> _SET TASK_
Print out every line, exactly as written.

--- DATASET EXTRACT ---

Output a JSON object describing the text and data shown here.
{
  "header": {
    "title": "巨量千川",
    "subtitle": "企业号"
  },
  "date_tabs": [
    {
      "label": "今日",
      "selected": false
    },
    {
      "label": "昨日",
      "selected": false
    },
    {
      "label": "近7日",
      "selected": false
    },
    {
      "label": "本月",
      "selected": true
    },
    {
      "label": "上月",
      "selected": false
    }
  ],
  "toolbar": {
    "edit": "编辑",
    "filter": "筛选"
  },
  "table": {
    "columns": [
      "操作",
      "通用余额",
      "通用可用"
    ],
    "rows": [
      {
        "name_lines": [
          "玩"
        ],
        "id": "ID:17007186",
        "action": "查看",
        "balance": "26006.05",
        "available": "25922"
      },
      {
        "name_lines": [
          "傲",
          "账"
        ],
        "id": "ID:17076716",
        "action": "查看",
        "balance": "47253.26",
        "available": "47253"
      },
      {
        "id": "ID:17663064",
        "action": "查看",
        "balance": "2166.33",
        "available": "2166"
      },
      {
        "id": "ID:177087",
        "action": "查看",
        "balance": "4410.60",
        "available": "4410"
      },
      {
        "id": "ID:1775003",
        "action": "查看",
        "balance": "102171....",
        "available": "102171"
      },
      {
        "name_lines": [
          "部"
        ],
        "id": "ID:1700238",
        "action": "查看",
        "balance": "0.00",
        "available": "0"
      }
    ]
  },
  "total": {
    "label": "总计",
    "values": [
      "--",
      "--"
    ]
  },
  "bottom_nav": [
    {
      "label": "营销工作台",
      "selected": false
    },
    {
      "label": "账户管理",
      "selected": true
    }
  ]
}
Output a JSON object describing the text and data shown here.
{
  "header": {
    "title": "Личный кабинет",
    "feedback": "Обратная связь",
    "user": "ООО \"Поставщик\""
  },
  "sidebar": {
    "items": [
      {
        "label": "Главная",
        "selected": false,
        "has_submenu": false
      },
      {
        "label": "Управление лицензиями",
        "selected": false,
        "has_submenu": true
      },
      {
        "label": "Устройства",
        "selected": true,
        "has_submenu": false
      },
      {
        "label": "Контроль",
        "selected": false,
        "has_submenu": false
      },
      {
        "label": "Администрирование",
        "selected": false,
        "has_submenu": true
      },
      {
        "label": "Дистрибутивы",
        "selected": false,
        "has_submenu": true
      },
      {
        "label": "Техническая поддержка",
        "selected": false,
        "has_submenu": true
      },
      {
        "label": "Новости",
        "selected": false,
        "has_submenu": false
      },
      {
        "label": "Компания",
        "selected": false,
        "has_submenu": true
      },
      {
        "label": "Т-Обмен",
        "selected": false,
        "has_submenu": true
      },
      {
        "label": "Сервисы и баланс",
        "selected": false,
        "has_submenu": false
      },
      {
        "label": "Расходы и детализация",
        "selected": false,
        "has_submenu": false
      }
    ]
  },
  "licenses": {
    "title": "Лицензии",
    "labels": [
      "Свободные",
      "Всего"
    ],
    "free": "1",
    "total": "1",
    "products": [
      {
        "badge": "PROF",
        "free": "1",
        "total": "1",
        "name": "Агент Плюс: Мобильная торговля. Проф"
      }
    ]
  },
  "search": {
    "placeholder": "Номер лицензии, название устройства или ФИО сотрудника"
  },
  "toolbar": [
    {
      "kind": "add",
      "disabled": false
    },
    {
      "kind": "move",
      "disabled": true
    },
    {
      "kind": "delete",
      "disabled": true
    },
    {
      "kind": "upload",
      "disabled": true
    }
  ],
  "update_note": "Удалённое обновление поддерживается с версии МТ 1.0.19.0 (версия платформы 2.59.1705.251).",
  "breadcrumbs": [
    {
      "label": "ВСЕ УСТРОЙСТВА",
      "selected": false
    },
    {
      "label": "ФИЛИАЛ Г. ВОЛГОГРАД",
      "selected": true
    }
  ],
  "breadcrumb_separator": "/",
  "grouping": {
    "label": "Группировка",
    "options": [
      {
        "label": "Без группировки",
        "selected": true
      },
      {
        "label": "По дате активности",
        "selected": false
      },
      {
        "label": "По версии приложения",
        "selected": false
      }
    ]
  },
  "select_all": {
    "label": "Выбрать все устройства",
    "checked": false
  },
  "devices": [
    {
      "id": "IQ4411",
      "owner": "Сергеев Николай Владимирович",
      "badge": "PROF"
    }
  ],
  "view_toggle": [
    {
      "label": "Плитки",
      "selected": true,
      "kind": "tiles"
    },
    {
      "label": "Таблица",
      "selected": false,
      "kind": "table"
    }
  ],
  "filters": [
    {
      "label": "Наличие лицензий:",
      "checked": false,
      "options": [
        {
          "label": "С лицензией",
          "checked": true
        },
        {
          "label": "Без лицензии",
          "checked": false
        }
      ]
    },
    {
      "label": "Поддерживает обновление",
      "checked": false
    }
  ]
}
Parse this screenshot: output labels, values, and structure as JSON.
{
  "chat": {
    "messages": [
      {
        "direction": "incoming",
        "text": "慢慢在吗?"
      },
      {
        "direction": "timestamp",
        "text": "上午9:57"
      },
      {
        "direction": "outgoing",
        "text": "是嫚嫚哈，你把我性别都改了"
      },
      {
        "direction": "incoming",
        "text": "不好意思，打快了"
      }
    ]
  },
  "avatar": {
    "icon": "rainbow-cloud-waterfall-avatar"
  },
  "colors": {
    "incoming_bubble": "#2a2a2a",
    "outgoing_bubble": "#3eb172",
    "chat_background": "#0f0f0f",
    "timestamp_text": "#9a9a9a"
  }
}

---

> _FINAL RESULT_
Output a JSON object describing the text and data shown here.
{
  "header": {
    "title": "巨量千川",
    "subtitle": "企业号"
  },
  "date_tabs": [
    {
      "label": "今日",
      "selected": false
    },
    {
      "label": "昨日",
      "selected": false
    },
    {
      "label": "近7日",
      "selected": false
    },
    {
      "label": "本月",
      "selected": true
    },
    {
      "label": "上月",
      "selected": false
    }
  ],
  "toolbar": {
    "edit": "编辑",
    "filter": "筛选"
  },
  "table": {
    "columns": [
      "操作",
      "通用余额",
      "通用可用"
    ],
    "rows": [
      {
        "name_lines": [
          "玩"
        ],
        "id": "ID:17007186",
        "action": "查看",
        "balance": "26006.05",
        "available": "25922"
      },
      {
        "name_lines": [
          "傲",
          "账"
        ],
        "id": "ID:17076716",
        "action": "查看",
        "balance": "47253.26",
        "available": "47253"
      },
      {
        "id": "ID:17663064",
        "action": "查看",
        "balance": "2166.33",
        "available": "2166"
      },
      {
        "id": "ID:177087",
        "action": "查看",
        "balance": "4410.60",
        "available": "4410"
      },
      {
        "id": "ID:1775003",
        "action": "查看",
        "balance": "102171....",
        "available": "102171"
      },
      {
        "name_lines": [
          "部"
        ],
        "id": "ID:1700238",
        "action": "查看",
        "balance": "0.00",
        "available": "0"
      }
    ]
  },
  "total": {
    "label": "总计",
    "values": [
      "--",
      "--"
    ]
  },
  "bottom_nav": [
    {
      "label": "营销工作台",
      "selected": false
    },
    {
      "label": "账户管理",
      "selected": true
    }
  ]
}
Output a JSON object describing the text and data shown here.
{
  "header": {
    "title": "Личный кабинет",
    "feedback": "Обратная связь",
    "user": "ООО \"Поставщик\""
  },
  "sidebar": {
    "items": [
      {
        "label": "Главная",
        "selected": false,
        "has_submenu": false
      },
      {
        "label": "Управление лицензиями",
        "selected": false,
        "has_submenu": true
      },
      {
        "label": "Устройства",
        "selected": true,
        "has_submenu": false
      },
      {
        "label": "Контроль",
        "selected": false,
        "has_submenu": false
      },
      {
        "label": "Администрирование",
        "selected": false,
        "has_submenu": true
      },
      {
        "label": "Дистрибутивы",
        "selected": false,
        "has_submenu": true
      },
      {
        "label": "Техническая поддержка",
        "selected": false,
        "has_submenu": true
      },
      {
        "label": "Новости",
        "selected": false,
        "has_submenu": false
      },
      {
        "label": "Компания",
        "selected": false,
        "has_submenu": true
      },
      {
        "label": "Т-Обмен",
        "selected": false,
        "has_submenu": true
      },
      {
        "label": "Сервисы и баланс",
        "selected": false,
        "has_submenu": false
      },
      {
        "label": "Расходы и детализация",
        "selected": false,
        "has_submenu": false
      }
    ]
  },
  "licenses": {
    "title": "Лицензии",
    "labels": [
      "Свободные",
      "Всего"
    ],
    "free": "1",
    "total": "1",
    "products": [
      {
        "badge": "PROF",
        "free": "1",
        "total": "1",
        "name": "Агент Плюс: Мобильная торговля. Проф"
      }
    ]
  },
  "search": {
    "placeholder": "Номер лицензии, название устройства или ФИО сотрудника"
  },
  "toolbar": [
    {
      "kind": "add",
      "disabled": false
    },
    {
      "kind": "move",
      "disabled": true
    },
    {
      "kind": "delete",
      "disabled": true
    },
    {
      "kind": "upload",
      "disabled": true
    }
  ],
  "update_note": "Удалённое обновление поддерживается с версии МТ 1.0.19.0 (версия платформы 2.59.1705.251).",
  "breadcrumbs": [
    {
      "label": "ВСЕ УСТРОЙСТВА",
      "selected": false
    },
    {
      "label": "ФИЛИАЛ Г. ВОЛГОГРАД",
      "selected": true
    }
  ],
  "breadcrumb_separator": "/",
  "grouping": {
    "label": "Группировка",
    "options": [
      {
        "label": "Без группировки",
        "selected": true
      },
      {
        "label": "По дате активности",
        "selected": false
      },
      {
        "label": "По версии приложения",
        "selected": false
      }
    ]
  },
  "select_all": {
    "label": "Выбрать все устройства",
    "checked": false
  },
  "devices": [
    {
      "id": "IQ4411",
      "owner": "Сергеев Николай Владимирович",
      "badge": "PROF"
    }
  ],
  "view_toggle": [
    {
      "label": "Плитки",
      "selected": true,
      "kind": "tiles"
    },
    {
      "label": "Таблица",
      "selected": false,
      "kind": "table"
    }
  ],
  "filters": [
    {
      "label": "Наличие лицензий:",
      "checked": false,
      "options": [
        {
          "label": "С лицензией",
          "checked": true
        },
        {
          "label": "Без лицензии",
          "checked": false
        }
      ]
    },
    {
      "label": "Поддерживает обновление",
      "checked": false
    }
  ]
}
Parse this screenshot: output labels, values, and structure as JSON.
{
  "chat": {
    "messages": [
      {
        "direction": "incoming",
        "text": "慢慢在吗?"
      },
      {
        "direction": "timestamp",
        "text": "上午9:57"
      },
      {
        "direction": "outgoing",
        "text": "是嫚嫚哈，你把我性别都改了"
      },
      {
        "direction": "incoming",
        "text": "不好意思，打快了"
      }
    ]
  },
  "avatar": {
    "icon": "rainbow-cloud-waterfall-avatar"
  },
  "colors": {
    "incoming_bubble": "#2a2a2a",
    "outgoing_bubble": "#3eb172",
    "chat_background": "#0f0f0f",
    "timestamp_text": "#9a9a9a"
  }
}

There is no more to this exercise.